Stored dataset items:
---*---
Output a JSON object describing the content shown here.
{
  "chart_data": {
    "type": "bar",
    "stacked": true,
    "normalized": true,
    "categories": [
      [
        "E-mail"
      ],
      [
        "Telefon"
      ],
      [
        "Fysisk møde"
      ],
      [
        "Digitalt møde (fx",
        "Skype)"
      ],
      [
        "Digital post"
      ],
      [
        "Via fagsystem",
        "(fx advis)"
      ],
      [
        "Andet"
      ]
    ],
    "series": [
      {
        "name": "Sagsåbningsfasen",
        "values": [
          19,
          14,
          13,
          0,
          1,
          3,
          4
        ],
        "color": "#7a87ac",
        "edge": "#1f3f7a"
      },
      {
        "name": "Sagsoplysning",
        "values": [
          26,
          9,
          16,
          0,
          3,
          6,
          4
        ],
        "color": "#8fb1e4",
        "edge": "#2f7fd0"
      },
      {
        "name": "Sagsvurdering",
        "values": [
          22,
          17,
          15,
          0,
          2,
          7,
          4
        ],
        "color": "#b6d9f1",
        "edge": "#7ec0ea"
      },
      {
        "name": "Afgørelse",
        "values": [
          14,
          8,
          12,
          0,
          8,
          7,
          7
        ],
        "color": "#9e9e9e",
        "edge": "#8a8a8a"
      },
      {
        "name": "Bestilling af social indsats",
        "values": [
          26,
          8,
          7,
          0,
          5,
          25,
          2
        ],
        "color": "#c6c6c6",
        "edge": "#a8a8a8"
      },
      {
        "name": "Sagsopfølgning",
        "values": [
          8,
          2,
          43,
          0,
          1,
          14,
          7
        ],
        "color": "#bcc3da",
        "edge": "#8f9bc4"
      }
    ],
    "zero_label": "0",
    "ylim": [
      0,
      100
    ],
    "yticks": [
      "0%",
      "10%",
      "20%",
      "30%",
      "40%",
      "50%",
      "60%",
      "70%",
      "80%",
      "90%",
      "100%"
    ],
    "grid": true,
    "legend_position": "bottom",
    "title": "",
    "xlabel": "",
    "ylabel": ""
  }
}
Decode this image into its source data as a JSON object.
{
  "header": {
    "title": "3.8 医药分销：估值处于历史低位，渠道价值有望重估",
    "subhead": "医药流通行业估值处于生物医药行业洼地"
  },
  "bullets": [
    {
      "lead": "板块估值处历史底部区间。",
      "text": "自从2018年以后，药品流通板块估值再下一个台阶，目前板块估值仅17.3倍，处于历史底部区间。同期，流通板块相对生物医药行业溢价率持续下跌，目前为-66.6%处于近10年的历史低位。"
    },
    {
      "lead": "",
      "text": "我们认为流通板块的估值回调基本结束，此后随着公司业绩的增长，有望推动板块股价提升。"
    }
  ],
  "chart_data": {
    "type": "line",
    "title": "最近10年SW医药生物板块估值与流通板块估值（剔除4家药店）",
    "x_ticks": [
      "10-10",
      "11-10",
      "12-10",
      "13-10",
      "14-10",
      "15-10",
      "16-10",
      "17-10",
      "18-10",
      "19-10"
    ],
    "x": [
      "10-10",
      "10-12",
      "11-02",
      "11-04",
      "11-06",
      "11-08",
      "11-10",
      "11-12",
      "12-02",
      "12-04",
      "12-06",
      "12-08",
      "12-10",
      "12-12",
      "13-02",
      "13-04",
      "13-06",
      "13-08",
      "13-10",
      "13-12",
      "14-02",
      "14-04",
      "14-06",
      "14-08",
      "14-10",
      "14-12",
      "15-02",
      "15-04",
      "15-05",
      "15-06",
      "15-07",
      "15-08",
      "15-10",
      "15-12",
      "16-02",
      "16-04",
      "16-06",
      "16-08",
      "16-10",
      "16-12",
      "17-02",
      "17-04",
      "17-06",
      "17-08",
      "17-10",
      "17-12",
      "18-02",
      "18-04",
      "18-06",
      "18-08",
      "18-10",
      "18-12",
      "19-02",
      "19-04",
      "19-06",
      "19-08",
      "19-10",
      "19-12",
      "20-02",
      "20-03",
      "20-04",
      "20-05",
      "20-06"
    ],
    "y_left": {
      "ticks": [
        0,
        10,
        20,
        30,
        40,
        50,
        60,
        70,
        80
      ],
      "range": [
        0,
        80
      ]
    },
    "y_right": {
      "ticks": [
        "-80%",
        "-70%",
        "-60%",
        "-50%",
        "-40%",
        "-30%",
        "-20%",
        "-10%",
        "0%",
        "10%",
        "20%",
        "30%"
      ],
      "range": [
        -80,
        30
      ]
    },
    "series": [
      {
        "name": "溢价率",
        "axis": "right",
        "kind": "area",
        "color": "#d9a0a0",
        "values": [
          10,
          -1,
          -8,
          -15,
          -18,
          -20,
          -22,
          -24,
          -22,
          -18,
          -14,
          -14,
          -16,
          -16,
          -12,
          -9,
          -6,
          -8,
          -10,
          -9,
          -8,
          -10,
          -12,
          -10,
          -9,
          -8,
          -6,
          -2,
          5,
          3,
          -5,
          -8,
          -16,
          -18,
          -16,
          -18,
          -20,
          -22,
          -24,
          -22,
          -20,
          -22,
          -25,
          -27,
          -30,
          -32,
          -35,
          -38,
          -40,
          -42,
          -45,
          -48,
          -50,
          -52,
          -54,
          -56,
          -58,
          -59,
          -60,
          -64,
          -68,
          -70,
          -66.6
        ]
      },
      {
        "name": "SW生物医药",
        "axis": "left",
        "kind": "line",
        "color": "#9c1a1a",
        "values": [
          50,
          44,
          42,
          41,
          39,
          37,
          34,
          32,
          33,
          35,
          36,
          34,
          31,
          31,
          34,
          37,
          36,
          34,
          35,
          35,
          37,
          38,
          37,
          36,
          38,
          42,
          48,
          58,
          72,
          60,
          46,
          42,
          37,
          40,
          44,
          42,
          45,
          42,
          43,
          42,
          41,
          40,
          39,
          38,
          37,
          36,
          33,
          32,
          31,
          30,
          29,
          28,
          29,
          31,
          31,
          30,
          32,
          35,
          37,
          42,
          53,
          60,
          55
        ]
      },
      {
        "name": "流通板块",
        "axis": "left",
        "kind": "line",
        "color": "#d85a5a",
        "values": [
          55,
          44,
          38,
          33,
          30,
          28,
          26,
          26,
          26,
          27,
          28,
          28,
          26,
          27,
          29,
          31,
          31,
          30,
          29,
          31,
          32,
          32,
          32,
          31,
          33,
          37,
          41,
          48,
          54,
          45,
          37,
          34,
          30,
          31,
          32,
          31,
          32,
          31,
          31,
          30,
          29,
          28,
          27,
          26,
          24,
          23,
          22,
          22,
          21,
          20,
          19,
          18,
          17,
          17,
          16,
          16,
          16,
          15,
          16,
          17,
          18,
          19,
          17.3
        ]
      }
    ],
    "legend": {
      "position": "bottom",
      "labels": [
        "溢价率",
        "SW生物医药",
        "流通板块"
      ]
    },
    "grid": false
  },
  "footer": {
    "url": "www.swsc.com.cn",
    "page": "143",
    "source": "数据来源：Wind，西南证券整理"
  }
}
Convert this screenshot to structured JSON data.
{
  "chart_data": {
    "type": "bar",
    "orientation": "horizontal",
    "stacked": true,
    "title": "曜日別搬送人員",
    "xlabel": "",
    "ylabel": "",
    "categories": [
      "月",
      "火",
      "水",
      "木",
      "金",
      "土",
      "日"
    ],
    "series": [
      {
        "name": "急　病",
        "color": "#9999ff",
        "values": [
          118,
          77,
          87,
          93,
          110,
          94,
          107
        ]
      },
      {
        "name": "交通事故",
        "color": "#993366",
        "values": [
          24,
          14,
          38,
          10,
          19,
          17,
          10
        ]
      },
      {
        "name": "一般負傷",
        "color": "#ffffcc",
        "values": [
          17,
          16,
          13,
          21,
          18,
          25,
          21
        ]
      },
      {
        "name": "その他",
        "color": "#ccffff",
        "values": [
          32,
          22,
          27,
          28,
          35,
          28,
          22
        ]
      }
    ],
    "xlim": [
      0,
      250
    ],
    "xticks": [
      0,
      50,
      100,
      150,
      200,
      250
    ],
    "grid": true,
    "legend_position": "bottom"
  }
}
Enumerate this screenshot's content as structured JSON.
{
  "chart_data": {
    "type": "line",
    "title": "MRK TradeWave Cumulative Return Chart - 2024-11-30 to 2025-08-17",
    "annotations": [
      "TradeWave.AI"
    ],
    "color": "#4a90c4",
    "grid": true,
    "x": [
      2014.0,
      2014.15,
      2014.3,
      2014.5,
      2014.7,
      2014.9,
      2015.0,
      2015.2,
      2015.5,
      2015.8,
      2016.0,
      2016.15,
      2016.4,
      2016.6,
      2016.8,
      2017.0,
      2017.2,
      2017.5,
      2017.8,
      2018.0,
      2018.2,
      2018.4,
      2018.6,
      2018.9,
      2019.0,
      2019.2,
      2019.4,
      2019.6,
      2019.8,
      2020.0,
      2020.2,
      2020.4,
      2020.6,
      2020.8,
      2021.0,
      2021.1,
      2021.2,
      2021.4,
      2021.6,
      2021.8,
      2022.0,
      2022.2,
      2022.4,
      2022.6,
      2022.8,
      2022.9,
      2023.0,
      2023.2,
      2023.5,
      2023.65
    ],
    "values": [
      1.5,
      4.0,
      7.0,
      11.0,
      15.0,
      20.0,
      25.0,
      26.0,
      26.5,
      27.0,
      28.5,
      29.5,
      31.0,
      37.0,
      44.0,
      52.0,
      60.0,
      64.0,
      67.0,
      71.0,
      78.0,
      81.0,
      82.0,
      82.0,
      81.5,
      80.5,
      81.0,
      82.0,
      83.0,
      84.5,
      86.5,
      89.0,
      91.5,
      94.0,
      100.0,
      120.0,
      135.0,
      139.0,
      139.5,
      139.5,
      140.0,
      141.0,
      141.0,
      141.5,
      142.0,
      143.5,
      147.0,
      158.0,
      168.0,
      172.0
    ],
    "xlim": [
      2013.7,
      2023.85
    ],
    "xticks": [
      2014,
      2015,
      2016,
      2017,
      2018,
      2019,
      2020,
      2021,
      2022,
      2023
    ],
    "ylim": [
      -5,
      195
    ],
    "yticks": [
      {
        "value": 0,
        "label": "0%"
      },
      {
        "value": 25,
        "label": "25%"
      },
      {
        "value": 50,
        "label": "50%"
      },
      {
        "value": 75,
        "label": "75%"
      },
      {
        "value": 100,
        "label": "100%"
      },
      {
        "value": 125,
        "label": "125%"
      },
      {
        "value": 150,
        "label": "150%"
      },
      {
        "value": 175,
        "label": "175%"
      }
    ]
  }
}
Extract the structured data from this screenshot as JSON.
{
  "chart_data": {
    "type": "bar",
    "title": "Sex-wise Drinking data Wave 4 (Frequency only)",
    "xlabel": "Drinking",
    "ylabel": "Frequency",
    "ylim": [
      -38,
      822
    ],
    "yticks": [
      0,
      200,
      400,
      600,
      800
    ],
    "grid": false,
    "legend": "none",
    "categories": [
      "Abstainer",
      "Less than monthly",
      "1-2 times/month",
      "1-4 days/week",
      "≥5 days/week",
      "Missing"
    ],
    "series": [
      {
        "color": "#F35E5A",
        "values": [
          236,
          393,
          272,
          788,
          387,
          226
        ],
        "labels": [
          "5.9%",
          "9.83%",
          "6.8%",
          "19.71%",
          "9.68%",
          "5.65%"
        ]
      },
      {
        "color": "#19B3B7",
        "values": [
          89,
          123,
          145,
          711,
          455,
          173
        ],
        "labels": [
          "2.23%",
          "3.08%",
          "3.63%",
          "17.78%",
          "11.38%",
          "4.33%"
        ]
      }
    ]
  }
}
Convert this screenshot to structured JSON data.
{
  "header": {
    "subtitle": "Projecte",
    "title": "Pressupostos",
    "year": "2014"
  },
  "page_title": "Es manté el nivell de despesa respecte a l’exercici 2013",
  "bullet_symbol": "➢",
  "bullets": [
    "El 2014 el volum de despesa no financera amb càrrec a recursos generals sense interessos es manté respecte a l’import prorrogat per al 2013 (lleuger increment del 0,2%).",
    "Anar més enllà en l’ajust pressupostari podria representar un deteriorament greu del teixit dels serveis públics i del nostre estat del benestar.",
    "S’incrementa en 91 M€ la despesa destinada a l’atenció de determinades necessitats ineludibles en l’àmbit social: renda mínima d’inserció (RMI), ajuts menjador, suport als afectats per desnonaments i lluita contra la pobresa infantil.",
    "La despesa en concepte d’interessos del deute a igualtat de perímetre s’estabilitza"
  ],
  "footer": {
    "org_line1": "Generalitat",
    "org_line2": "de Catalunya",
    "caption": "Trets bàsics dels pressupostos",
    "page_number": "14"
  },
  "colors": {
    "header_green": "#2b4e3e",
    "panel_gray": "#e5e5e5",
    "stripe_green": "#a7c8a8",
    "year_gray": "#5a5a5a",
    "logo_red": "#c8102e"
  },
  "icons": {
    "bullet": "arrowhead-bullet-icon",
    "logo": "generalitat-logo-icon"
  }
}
---*---
* **Goal**
Search the lines above for the string "content", then show every one that has it.

* **Final result**
Output a JSON object describing the content shown here.
Enumerate this screenshot's content as structured JSON.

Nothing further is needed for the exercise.